*Records supplied*
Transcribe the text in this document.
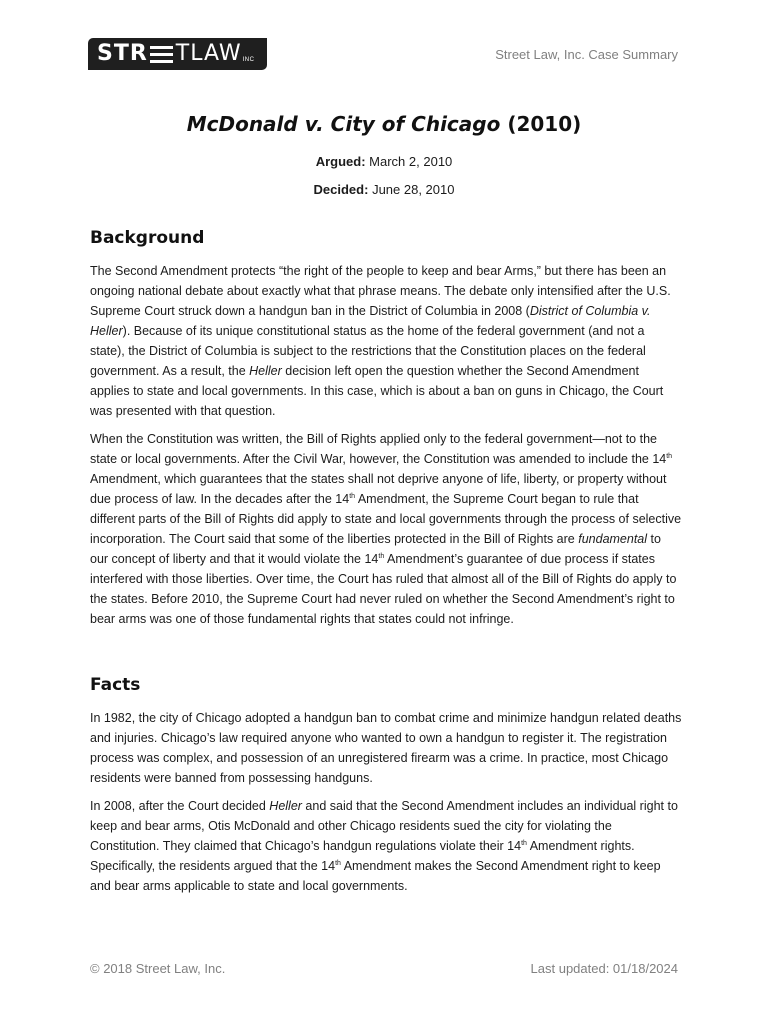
STR TLAW INC	Street Law, Inc. Case Summary
McDonald v. City of Chicago (2010)
Argued: March 2, 2010
Decided: June 28, 2010
Background
The Second Amendment protects “the right of the people to keep and bear Arms,” but there has been an ongoing national debate about exactly what that phrase means. The debate only intensified after the U.S. Supreme Court struck down a handgun ban in the District of Columbia in 2008 (District of Columbia v. Heller). Because of its unique constitutional status as the home of the federal government (and not a state), the District of Columbia is subject to the restrictions that the Constitution places on the federal government. As a result, the Heller decision left open the question whether the Second Amendment applies to state and local governments. In this case, which is about a ban on guns in Chicago, the Court was presented with that question.
When the Constitution was written, the Bill of Rights applied only to the federal government—not to the state or local governments. After the Civil War, however, the Constitution was amended to include the 14th Amendment, which guarantees that the states shall not deprive anyone of life, liberty, or property without due process of law. In the decades after the 14th Amendment, the Supreme Court began to rule that different parts of the Bill of Rights did apply to state and local governments through the process of selective incorporation. The Court said that some of the liberties protected in the Bill of Rights are fundamental to our concept of liberty and that it would violate the 14th Amendment’s guarantee of due process if states interfered with those liberties. Over time, the Court has ruled that almost all of the Bill of Rights do apply to the states. Before 2010, the Supreme Court had never ruled on whether the Second Amendment’s right to bear arms was one of those fundamental rights that states could not infringe.
Facts
In 1982, the city of Chicago adopted a handgun ban to combat crime and minimize handgun related deaths and injuries. Chicago’s law required anyone who wanted to own a handgun to register it. The registration process was complex, and possession of an unregistered firearm was a crime. In practice, most Chicago residents were banned from possessing handguns.
In 2008, after the Court decided Heller and said that the Second Amendment includes an individual right to keep and bear arms, Otis McDonald and other Chicago residents sued the city for violating the Constitution. They claimed that Chicago’s handgun regulations violate their 14th Amendment rights. Specifically, the residents argued that the 14th Amendment makes the Second Amendment right to keep and bear arms applicable to state and local governments.
© 2018 Street Law, Inc.	Last updated: 01/18/2024
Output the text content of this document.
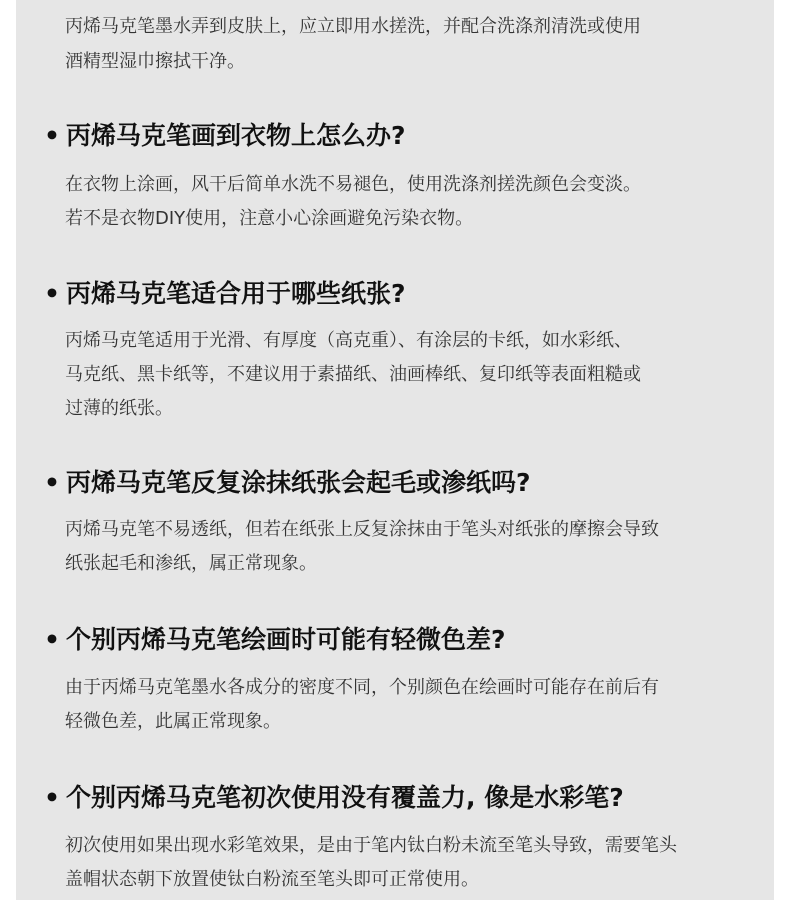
丙烯马克笔墨水弄到皮肤上，应立即用水搓洗，并配合洗涤剂清洗或使用

酒精型湿巾擦拭干净。

• 丙烯马克笔画到衣物上怎么办?

在衣物上涂画，风干后简单水洗不易褪色，使用洗涤剂搓洗颜色会变淡。

若不是衣物DIY使用，注意小心涂画避免污染衣物。

• 丙烯马克笔适合用于哪些纸张?

丙烯马克笔适用于光滑、有厚度（高克重）、有涂层的卡纸，如水彩纸、

马克纸、黑卡纸等，不建议用于素描纸、油画棒纸、复印纸等表面粗糙或

过薄的纸张。

• 丙烯马克笔反复涂抹纸张会起毛或渗纸吗?

丙烯马克笔不易透纸，但若在纸张上反复涂抹由于笔头对纸张的摩擦会导致

纸张起毛和渗纸，属正常现象。

• 个别丙烯马克笔绘画时可能有轻微色差?

由于丙烯马克笔墨水各成分的密度不同，个别颜色在绘画时可能存在前后有

轻微色差，此属正常现象。

• 个别丙烯马克笔初次使用没有覆盖力, 像是水彩笔?

初次使用如果出现水彩笔效果，是由于笔内钛白粉未流至笔头导致，需要笔头

盖帽状态朝下放置使钛白粉流至笔头即可正常使用。
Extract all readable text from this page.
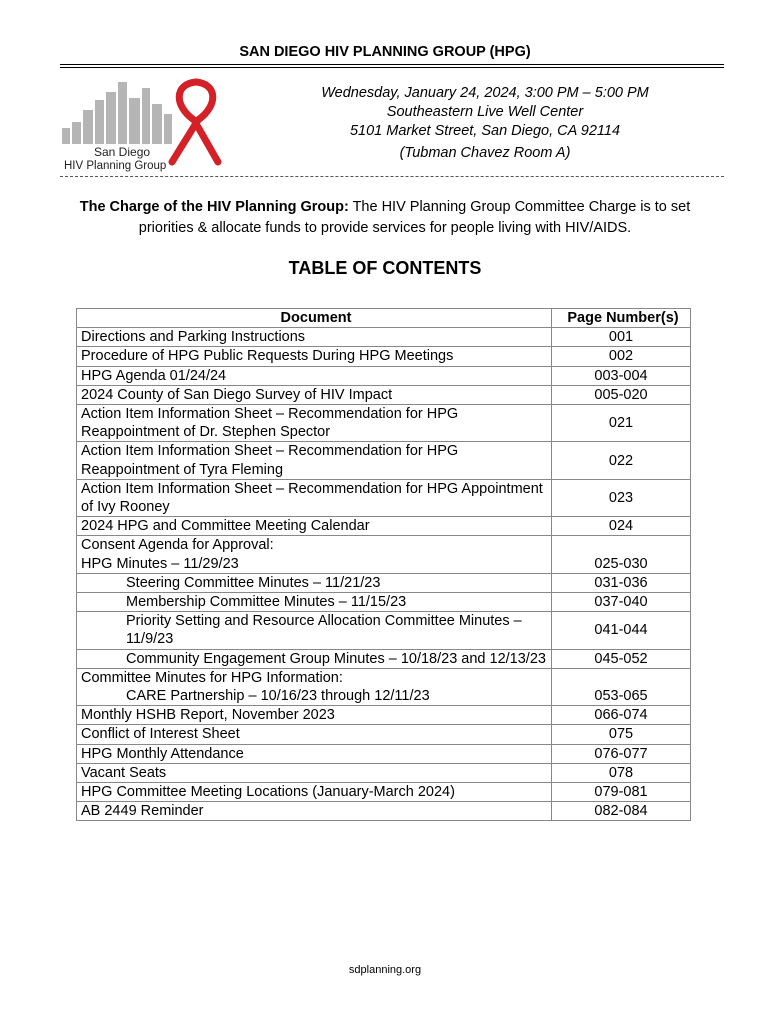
SAN DIEGO HIV PLANNING GROUP (HPG)
San Diego
HIV Planning Group
Wednesday, January 24, 2024, 3:00 PM – 5:00 PM
Southeastern Live Well Center
5101 Market Street, San Diego, CA 92114
(Tubman Chavez Room A)
The Charge of the HIV Planning Group: The HIV Planning Group Committee Charge is to set priorities & allocate funds to provide services for people living with HIV/AIDS.
TABLE OF CONTENTS
Document	Page Number(s)

Directions and Parking Instructions	001

Procedure of HPG Public Requests During HPG Meetings	002

HPG Agenda 01/24/24	003-004

2024 County of San Diego Survey of HIV Impact	005-020

Action Item Information Sheet – Recommendation for HPG Reappointment of Dr. Stephen Spector	021

Action Item Information Sheet – Recommendation for HPG Reappointment of Tyra Fleming	022

Action Item Information Sheet – Recommendation for HPG Appointment of Ivy Rooney	023

2024 HPG and Committee Meeting Calendar	024

Consent Agenda for Approval:
HPG Minutes – 11/29/23	025-030

Steering Committee Minutes – 11/21/23	031-036

Membership Committee Minutes – 11/15/23	037-040

Priority Setting and Resource Allocation Committee Minutes – 11/9/23	041-044

Community Engagement Group Minutes – 10/18/23 and 12/13/23	045-052

Committee Minutes for HPG Information:
CARE Partnership – 10/16/23 through 12/11/23	053-065

Monthly HSHB Report, November 2023	066-074

Conflict of Interest Sheet	075

HPG Monthly Attendance	076-077

Vacant Seats	078

HPG Committee Meeting Locations (January-March 2024)	079-081

AB 2449 Reminder	082-084
sdplanning.org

*Problem statement*
Extract the full listing exactly, with the pictures left out.

*Final result*
Transcribe the text in this document.
STR TLAW INC	Street Law, Inc. Case Summary
McDonald v. City of Chicago (2010)
Argued: March 2, 2010
Decided: June 28, 2010
Background
The Second Amendment protects “the right of the people to keep and bear Arms,” but there has been an ongoing national debate about exactly what that phrase means. The debate only intensified after the U.S. Supreme Court struck down a handgun ban in the District of Columbia in 2008 (District of Columbia v. Heller). Because of its unique constitutional status as the home of the federal government (and not a state), the District of Columbia is subject to the restrictions that the Constitution places on the federal government. As a result, the Heller decision left open the question whether the Second Amendment applies to state and local governments. In this case, which is about a ban on guns in Chicago, the Court was presented with that question.
When the Constitution was written, the Bill of Rights applied only to the federal government—not to the state or local governments. After the Civil War, however, the Constitution was amended to include the 14th Amendment, which guarantees that the states shall not deprive anyone of life, liberty, or property without due process of law. In the decades after the 14th Amendment, the Supreme Court began to rule that different parts of the Bill of Rights did apply to state and local governments through the process of selective incorporation. The Court said that some of the liberties protected in the Bill of Rights are fundamental to our concept of liberty and that it would violate the 14th Amendment’s guarantee of due process if states interfered with those liberties. Over time, the Court has ruled that almost all of the Bill of Rights do apply to the states. Before 2010, the Supreme Court had never ruled on whether the Second Amendment’s right to bear arms was one of those fundamental rights that states could not infringe.
Facts
In 1982, the city of Chicago adopted a handgun ban to combat crime and minimize handgun related deaths and injuries. Chicago’s law required anyone who wanted to own a handgun to register it. The registration process was complex, and possession of an unregistered firearm was a crime. In practice, most Chicago residents were banned from possessing handguns.
In 2008, after the Court decided Heller and said that the Second Amendment includes an individual right to keep and bear arms, Otis McDonald and other Chicago residents sued the city for violating the Constitution. They claimed that Chicago’s handgun regulations violate their 14th Amendment rights. Specifically, the residents argued that the 14th Amendment makes the Second Amendment right to keep and bear arms applicable to state and local governments.
© 2018 Street Law, Inc.	Last updated: 01/18/2024
Output the text content of this document.
丙烯马克笔墨水弄到皮肤上，应立即用水搓洗，并配合洗涤剂清洗或使用

酒精型湿巾擦拭干净。

• 丙烯马克笔画到衣物上怎么办?

在衣物上涂画，风干后简单水洗不易褪色，使用洗涤剂搓洗颜色会变淡。

若不是衣物DIY使用，注意小心涂画避免污染衣物。

• 丙烯马克笔适合用于哪些纸张?

丙烯马克笔适用于光滑、有厚度（高克重）、有涂层的卡纸，如水彩纸、

马克纸、黑卡纸等，不建议用于素描纸、油画棒纸、复印纸等表面粗糙或

过薄的纸张。

• 丙烯马克笔反复涂抹纸张会起毛或渗纸吗?

丙烯马克笔不易透纸，但若在纸张上反复涂抹由于笔头对纸张的摩擦会导致

纸张起毛和渗纸，属正常现象。

• 个别丙烯马克笔绘画时可能有轻微色差?

由于丙烯马克笔墨水各成分的密度不同，个别颜色在绘画时可能存在前后有

轻微色差，此属正常现象。

• 个别丙烯马克笔初次使用没有覆盖力, 像是水彩笔?

初次使用如果出现水彩笔效果，是由于笔内钛白粉未流至笔头导致，需要笔头

盖帽状态朝下放置使钛白粉流至笔头即可正常使用。
Extract all readable text from this page.
SAN DIEGO HIV PLANNING GROUP (HPG)
San Diego
HIV Planning Group
Wednesday, January 24, 2024, 3:00 PM – 5:00 PM
Southeastern Live Well Center
5101 Market Street, San Diego, CA 92114
(Tubman Chavez Room A)
The Charge of the HIV Planning Group: The HIV Planning Group Committee Charge is to set priorities & allocate funds to provide services for people living with HIV/AIDS.
TABLE OF CONTENTS
Document	Page Number(s)

Directions and Parking Instructions	001

Procedure of HPG Public Requests During HPG Meetings	002

HPG Agenda 01/24/24	003-004

2024 County of San Diego Survey of HIV Impact	005-020

Action Item Information Sheet – Recommendation for HPG Reappointment of Dr. Stephen Spector	021

Action Item Information Sheet – Recommendation for HPG Reappointment of Tyra Fleming	022

Action Item Information Sheet – Recommendation for HPG Appointment of Ivy Rooney	023

2024 HPG and Committee Meeting Calendar	024

Consent Agenda for Approval:
HPG Minutes – 11/29/23	025-030

Steering Committee Minutes – 11/21/23	031-036

Membership Committee Minutes – 11/15/23	037-040

Priority Setting and Resource Allocation Committee Minutes – 11/9/23	041-044

Community Engagement Group Minutes – 10/18/23 and 12/13/23	045-052

Committee Minutes for HPG Information:
CARE Partnership – 10/16/23 through 12/11/23	053-065

Monthly HSHB Report, November 2023	066-074

Conflict of Interest Sheet	075

HPG Monthly Attendance	076-077

Vacant Seats	078

HPG Committee Meeting Locations (January-March 2024)	079-081

AB 2449 Reminder	082-084
sdplanning.org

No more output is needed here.